**WHAT THIS TASK INVOLVES**
Without including any pictures, write out the listing below exactly.

**MATERIAL PROVIDED**
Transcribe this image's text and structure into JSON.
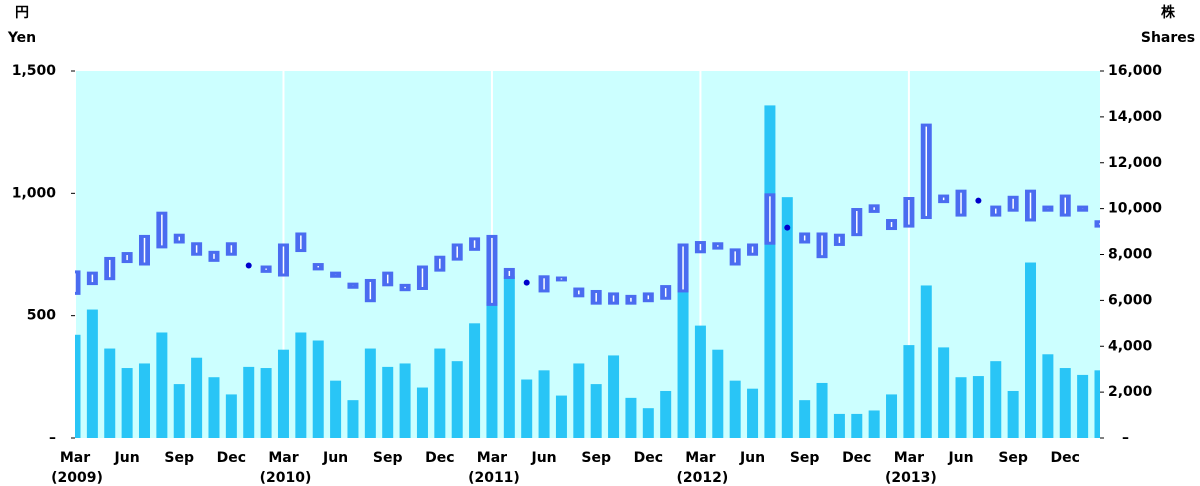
{
  "chart_data": {
    "type": "candlestick_volume",
    "y_label_top": "円",
    "y_label": "Yen",
    "y2_label_top": "株",
    "y2_label": "Shares",
    "categories": [
      "Mar",
      null,
      null,
      "Jun",
      null,
      null,
      "Sep",
      null,
      null,
      "Dec",
      null,
      null,
      "Mar",
      null,
      null,
      "Jun",
      null,
      null,
      "Sep",
      null,
      null,
      "Dec",
      null,
      null,
      "Mar",
      null,
      null,
      "Jun",
      null,
      null,
      "Sep",
      null,
      null,
      "Dec",
      null,
      null,
      "Mar",
      null,
      null,
      "Jun",
      null,
      null,
      "Sep",
      null,
      null,
      "Dec",
      null,
      null,
      "Mar",
      null,
      null,
      "Jun",
      null,
      null,
      "Sep",
      null,
      null,
      "Dec",
      null,
      null
    ],
    "years": [
      "(2009)",
      null,
      null,
      null,
      null,
      null,
      null,
      null,
      null,
      null,
      null,
      null,
      "(2010)",
      null,
      null,
      null,
      null,
      null,
      null,
      null,
      null,
      null,
      null,
      null,
      "(2011)",
      null,
      null,
      null,
      null,
      null,
      null,
      null,
      null,
      null,
      null,
      null,
      "(2012)",
      null,
      null,
      null,
      null,
      null,
      null,
      null,
      null,
      null,
      null,
      null,
      "(2013)",
      null,
      null,
      null,
      null,
      null,
      null,
      null,
      null,
      null,
      null,
      null
    ],
    "series": [
      {
        "type": "range",
        "axis": "y",
        "color": "#4a6cf0",
        "dot_color": "#0000cc",
        "low": [
          585,
          625,
          645,
          715,
          705,
          775,
          795,
          745,
          720,
          745,
          705,
          675,
          660,
          760,
          685,
          655,
          610,
          555,
          620,
          600,
          605,
          680,
          725,
          765,
          540,
          650,
          635,
          595,
          640,
          575,
          545,
          545,
          545,
          555,
          565,
          595,
          755,
          770,
          705,
          745,
          790,
          860,
          795,
          735,
          785,
          825,
          920,
          850,
          860,
          895,
          960,
          905,
          970,
          905,
          925,
          885,
          925,
          905,
          925,
          860
        ],
        "high": [
          685,
          680,
          740,
          760,
          830,
          925,
          835,
          800,
          765,
          800,
          705,
          705,
          795,
          840,
          715,
          680,
          635,
          650,
          680,
          630,
          705,
          745,
          795,
          820,
          830,
          695,
          635,
          665,
          660,
          615,
          605,
          595,
          585,
          595,
          625,
          795,
          805,
          800,
          775,
          795,
          1000,
          860,
          840,
          840,
          835,
          940,
          955,
          895,
          985,
          1285,
          995,
          1015,
          970,
          950,
          990,
          1015,
          950,
          995,
          950,
          890
        ]
      },
      {
        "type": "bar",
        "axis": "y2",
        "color": "#29c5f6",
        "values": [
          4500,
          5600,
          3900,
          3050,
          3250,
          4600,
          2350,
          3500,
          2650,
          1900,
          3100,
          3050,
          3850,
          4600,
          4250,
          2500,
          1650,
          3900,
          3100,
          3250,
          2200,
          3900,
          3350,
          5000,
          5950,
          7050,
          2550,
          2950,
          1850,
          3250,
          2350,
          3600,
          1750,
          1300,
          2050,
          6750,
          4900,
          3850,
          2500,
          2150,
          14500,
          10500,
          1650,
          2400,
          1050,
          1050,
          1200,
          1900,
          4050,
          6650,
          3950,
          2650,
          2700,
          3350,
          2050,
          7650,
          3650,
          3050,
          2750,
          2950
        ]
      }
    ],
    "ylim": [
      0,
      1500
    ],
    "yticks": [
      {
        "value": 0,
        "label": "–"
      },
      500,
      {
        "value": 1000,
        "label": "1,000"
      },
      {
        "value": 1500,
        "label": "1,500"
      }
    ],
    "y2lim": [
      0,
      16000
    ],
    "y2ticks": [
      {
        "value": 0,
        "label": "–"
      },
      {
        "value": 2000,
        "label": "2,000"
      },
      {
        "value": 4000,
        "label": "4,000"
      },
      {
        "value": 6000,
        "label": "6,000"
      },
      {
        "value": 8000,
        "label": "8,000"
      },
      {
        "value": 10000,
        "label": "10,000"
      },
      {
        "value": 12000,
        "label": "12,000"
      },
      {
        "value": 14000,
        "label": "14,000"
      },
      {
        "value": 16000,
        "label": "16,000"
      }
    ],
    "background": "#ccffff",
    "xgrid": true
  }
}
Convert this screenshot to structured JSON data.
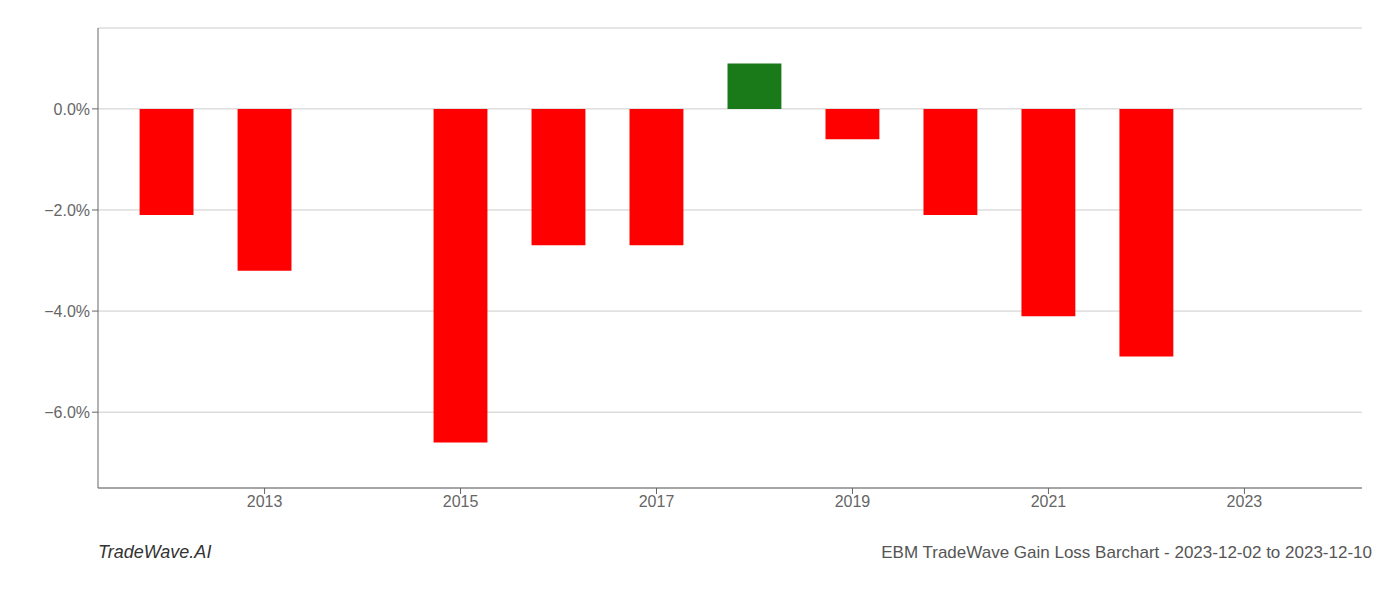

**EXPECTED ANSWER**
Transcribe this image's text and structure into JSON.
{
  "chart_data": {
    "type": "candlestick_volume",
    "y_label_top": "円",
    "y_label": "Yen",
    "y2_label_top": "株",
    "y2_label": "Shares",
    "categories": [
      "Mar",
      null,
      null,
      "Jun",
      null,
      null,
      "Sep",
      null,
      null,
      "Dec",
      null,
      null,
      "Mar",
      null,
      null,
      "Jun",
      null,
      null,
      "Sep",
      null,
      null,
      "Dec",
      null,
      null,
      "Mar",
      null,
      null,
      "Jun",
      null,
      null,
      "Sep",
      null,
      null,
      "Dec",
      null,
      null,
      "Mar",
      null,
      null,
      "Jun",
      null,
      null,
      "Sep",
      null,
      null,
      "Dec",
      null,
      null,
      "Mar",
      null,
      null,
      "Jun",
      null,
      null,
      "Sep",
      null,
      null,
      "Dec",
      null,
      null
    ],
    "years": [
      "(2009)",
      null,
      null,
      null,
      null,
      null,
      null,
      null,
      null,
      null,
      null,
      null,
      "(2010)",
      null,
      null,
      null,
      null,
      null,
      null,
      null,
      null,
      null,
      null,
      null,
      "(2011)",
      null,
      null,
      null,
      null,
      null,
      null,
      null,
      null,
      null,
      null,
      null,
      "(2012)",
      null,
      null,
      null,
      null,
      null,
      null,
      null,
      null,
      null,
      null,
      null,
      "(2013)",
      null,
      null,
      null,
      null,
      null,
      null,
      null,
      null,
      null,
      null,
      null
    ],
    "series": [
      {
        "type": "range",
        "axis": "y",
        "color": "#4a6cf0",
        "dot_color": "#0000cc",
        "low": [
          585,
          625,
          645,
          715,
          705,
          775,
          795,
          745,
          720,
          745,
          705,
          675,
          660,
          760,
          685,
          655,
          610,
          555,
          620,
          600,
          605,
          680,
          725,
          765,
          540,
          650,
          635,
          595,
          640,
          575,
          545,
          545,
          545,
          555,
          565,
          595,
          755,
          770,
          705,
          745,
          790,
          860,
          795,
          735,
          785,
          825,
          920,
          850,
          860,
          895,
          960,
          905,
          970,
          905,
          925,
          885,
          925,
          905,
          925,
          860
        ],
        "high": [
          685,
          680,
          740,
          760,
          830,
          925,
          835,
          800,
          765,
          800,
          705,
          705,
          795,
          840,
          715,
          680,
          635,
          650,
          680,
          630,
          705,
          745,
          795,
          820,
          830,
          695,
          635,
          665,
          660,
          615,
          605,
          595,
          585,
          595,
          625,
          795,
          805,
          800,
          775,
          795,
          1000,
          860,
          840,
          840,
          835,
          940,
          955,
          895,
          985,
          1285,
          995,
          1015,
          970,
          950,
          990,
          1015,
          950,
          995,
          950,
          890
        ]
      },
      {
        "type": "bar",
        "axis": "y2",
        "color": "#29c5f6",
        "values": [
          4500,
          5600,
          3900,
          3050,
          3250,
          4600,
          2350,
          3500,
          2650,
          1900,
          3100,
          3050,
          3850,
          4600,
          4250,
          2500,
          1650,
          3900,
          3100,
          3250,
          2200,
          3900,
          3350,
          5000,
          5950,
          7050,
          2550,
          2950,
          1850,
          3250,
          2350,
          3600,
          1750,
          1300,
          2050,
          6750,
          4900,
          3850,
          2500,
          2150,
          14500,
          10500,
          1650,
          2400,
          1050,
          1050,
          1200,
          1900,
          4050,
          6650,
          3950,
          2650,
          2700,
          3350,
          2050,
          7650,
          3650,
          3050,
          2750,
          2950
        ]
      }
    ],
    "ylim": [
      0,
      1500
    ],
    "yticks": [
      {
        "value": 0,
        "label": "–"
      },
      500,
      {
        "value": 1000,
        "label": "1,000"
      },
      {
        "value": 1500,
        "label": "1,500"
      }
    ],
    "y2lim": [
      0,
      16000
    ],
    "y2ticks": [
      {
        "value": 0,
        "label": "–"
      },
      {
        "value": 2000,
        "label": "2,000"
      },
      {
        "value": 4000,
        "label": "4,000"
      },
      {
        "value": 6000,
        "label": "6,000"
      },
      {
        "value": 8000,
        "label": "8,000"
      },
      {
        "value": 10000,
        "label": "10,000"
      },
      {
        "value": 12000,
        "label": "12,000"
      },
      {
        "value": 14000,
        "label": "14,000"
      },
      {
        "value": 16000,
        "label": "16,000"
      }
    ],
    "background": "#ccffff",
    "xgrid": true
  }
}
Convert this screenshot to structured JSON data.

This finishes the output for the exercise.